Start Data shown
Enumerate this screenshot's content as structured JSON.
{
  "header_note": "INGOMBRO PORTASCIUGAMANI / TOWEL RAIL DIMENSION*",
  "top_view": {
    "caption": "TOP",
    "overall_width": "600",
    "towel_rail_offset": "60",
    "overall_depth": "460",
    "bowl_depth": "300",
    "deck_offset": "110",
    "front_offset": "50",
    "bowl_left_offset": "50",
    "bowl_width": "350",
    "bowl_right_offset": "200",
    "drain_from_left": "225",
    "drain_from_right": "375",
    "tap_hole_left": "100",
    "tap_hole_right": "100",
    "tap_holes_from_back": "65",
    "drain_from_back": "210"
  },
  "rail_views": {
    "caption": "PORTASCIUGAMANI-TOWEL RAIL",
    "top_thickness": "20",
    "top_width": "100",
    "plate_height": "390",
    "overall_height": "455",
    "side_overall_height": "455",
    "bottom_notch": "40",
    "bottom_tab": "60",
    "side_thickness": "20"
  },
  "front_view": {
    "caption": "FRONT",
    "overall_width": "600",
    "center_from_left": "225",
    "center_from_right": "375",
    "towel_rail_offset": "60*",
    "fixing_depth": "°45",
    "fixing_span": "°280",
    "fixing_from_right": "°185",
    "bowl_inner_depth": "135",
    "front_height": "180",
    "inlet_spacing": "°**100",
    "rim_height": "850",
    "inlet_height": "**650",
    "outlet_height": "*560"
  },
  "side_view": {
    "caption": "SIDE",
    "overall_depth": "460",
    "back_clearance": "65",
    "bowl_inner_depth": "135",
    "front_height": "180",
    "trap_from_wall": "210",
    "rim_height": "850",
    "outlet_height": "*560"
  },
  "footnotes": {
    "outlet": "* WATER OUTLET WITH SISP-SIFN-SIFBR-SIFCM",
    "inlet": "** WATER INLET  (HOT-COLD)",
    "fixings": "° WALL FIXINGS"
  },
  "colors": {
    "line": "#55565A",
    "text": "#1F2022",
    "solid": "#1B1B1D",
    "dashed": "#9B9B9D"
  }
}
End Data shown
What is expected: Output all of the material, please, exactly as it stands.

Solution for this exercise:
Enumerate this screenshot's content as structured JSON.
{
  "header_note": "INGOMBRO PORTASCIUGAMANI / TOWEL RAIL DIMENSION*",
  "top_view": {
    "caption": "TOP",
    "overall_width": "600",
    "towel_rail_offset": "60",
    "overall_depth": "460",
    "bowl_depth": "300",
    "deck_offset": "110",
    "front_offset": "50",
    "bowl_left_offset": "50",
    "bowl_width": "350",
    "bowl_right_offset": "200",
    "drain_from_left": "225",
    "drain_from_right": "375",
    "tap_hole_left": "100",
    "tap_hole_right": "100",
    "tap_holes_from_back": "65",
    "drain_from_back": "210"
  },
  "rail_views": {
    "caption": "PORTASCIUGAMANI-TOWEL RAIL",
    "top_thickness": "20",
    "top_width": "100",
    "plate_height": "390",
    "overall_height": "455",
    "side_overall_height": "455",
    "bottom_notch": "40",
    "bottom_tab": "60",
    "side_thickness": "20"
  },
  "front_view": {
    "caption": "FRONT",
    "overall_width": "600",
    "center_from_left": "225",
    "center_from_right": "375",
    "towel_rail_offset": "60*",
    "fixing_depth": "°45",
    "fixing_span": "°280",
    "fixing_from_right": "°185",
    "bowl_inner_depth": "135",
    "front_height": "180",
    "inlet_spacing": "°**100",
    "rim_height": "850",
    "inlet_height": "**650",
    "outlet_height": "*560"
  },
  "side_view": {
    "caption": "SIDE",
    "overall_depth": "460",
    "back_clearance": "65",
    "bowl_inner_depth": "135",
    "front_height": "180",
    "trap_from_wall": "210",
    "rim_height": "850",
    "outlet_height": "*560"
  },
  "footnotes": {
    "outlet": "* WATER OUTLET WITH SISP-SIFN-SIFBR-SIFCM",
    "inlet": "** WATER INLET  (HOT-COLD)",
    "fixings": "° WALL FIXINGS"
  },
  "colors": {
    "line": "#55565A",
    "text": "#1F2022",
    "solid": "#1B1B1D",
    "dashed": "#9B9B9D"
  }
}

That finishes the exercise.